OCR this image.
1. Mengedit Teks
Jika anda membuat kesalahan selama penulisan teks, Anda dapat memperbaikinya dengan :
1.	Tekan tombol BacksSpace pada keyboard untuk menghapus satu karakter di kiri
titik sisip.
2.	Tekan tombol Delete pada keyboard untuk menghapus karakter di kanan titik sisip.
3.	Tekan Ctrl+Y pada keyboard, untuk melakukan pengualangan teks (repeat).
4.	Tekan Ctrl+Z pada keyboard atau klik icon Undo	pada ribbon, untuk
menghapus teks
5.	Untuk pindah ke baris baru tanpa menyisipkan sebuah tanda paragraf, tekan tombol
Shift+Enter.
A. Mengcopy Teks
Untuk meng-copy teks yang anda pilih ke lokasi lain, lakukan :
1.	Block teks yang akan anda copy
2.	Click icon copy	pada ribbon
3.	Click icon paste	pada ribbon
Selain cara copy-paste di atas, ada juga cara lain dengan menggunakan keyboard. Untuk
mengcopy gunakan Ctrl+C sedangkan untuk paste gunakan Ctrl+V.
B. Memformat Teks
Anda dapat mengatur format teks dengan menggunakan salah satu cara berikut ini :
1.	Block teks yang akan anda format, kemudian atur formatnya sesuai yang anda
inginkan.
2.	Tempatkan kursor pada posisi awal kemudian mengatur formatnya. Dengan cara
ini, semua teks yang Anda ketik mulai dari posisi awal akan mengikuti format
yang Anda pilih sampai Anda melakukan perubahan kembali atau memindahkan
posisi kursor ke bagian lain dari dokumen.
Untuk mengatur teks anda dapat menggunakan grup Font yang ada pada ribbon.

————————

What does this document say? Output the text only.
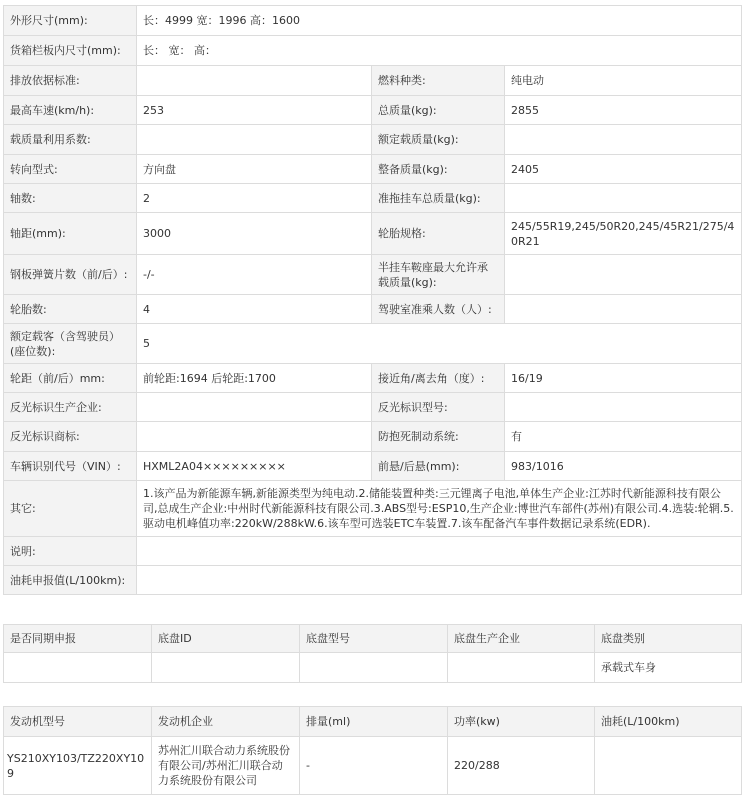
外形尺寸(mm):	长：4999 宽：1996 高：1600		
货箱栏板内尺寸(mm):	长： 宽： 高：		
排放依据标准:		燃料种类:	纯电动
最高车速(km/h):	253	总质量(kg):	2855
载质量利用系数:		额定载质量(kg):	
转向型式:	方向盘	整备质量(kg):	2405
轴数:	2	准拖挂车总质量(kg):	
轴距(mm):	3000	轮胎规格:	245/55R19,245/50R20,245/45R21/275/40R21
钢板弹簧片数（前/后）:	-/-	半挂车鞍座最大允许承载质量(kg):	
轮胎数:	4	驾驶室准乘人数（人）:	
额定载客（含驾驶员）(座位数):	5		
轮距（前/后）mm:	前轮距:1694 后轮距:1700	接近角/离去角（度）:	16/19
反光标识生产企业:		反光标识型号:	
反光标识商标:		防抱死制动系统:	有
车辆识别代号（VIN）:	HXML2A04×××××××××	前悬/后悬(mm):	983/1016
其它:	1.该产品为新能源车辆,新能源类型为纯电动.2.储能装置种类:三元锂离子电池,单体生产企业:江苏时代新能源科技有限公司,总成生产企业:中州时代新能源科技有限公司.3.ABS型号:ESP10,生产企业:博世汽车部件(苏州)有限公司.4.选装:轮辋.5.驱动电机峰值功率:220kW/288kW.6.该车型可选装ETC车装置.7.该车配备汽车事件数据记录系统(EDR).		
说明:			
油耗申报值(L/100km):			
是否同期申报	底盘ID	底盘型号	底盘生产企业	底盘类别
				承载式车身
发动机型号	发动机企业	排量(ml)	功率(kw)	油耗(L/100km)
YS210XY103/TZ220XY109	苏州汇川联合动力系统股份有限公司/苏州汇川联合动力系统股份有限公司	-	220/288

————————

Every line of the records that includes the word "Ctrl" should be gathered.

3.	Tekan Ctrl+Y pada keyboard, untuk melakukan pengualangan teks (repeat).
4.	Tekan Ctrl+Z pada keyboard atau klik icon Undo	pada ribbon, untuk
mengcopy gunakan Ctrl+C sedangkan untuk paste gunakan Ctrl+V.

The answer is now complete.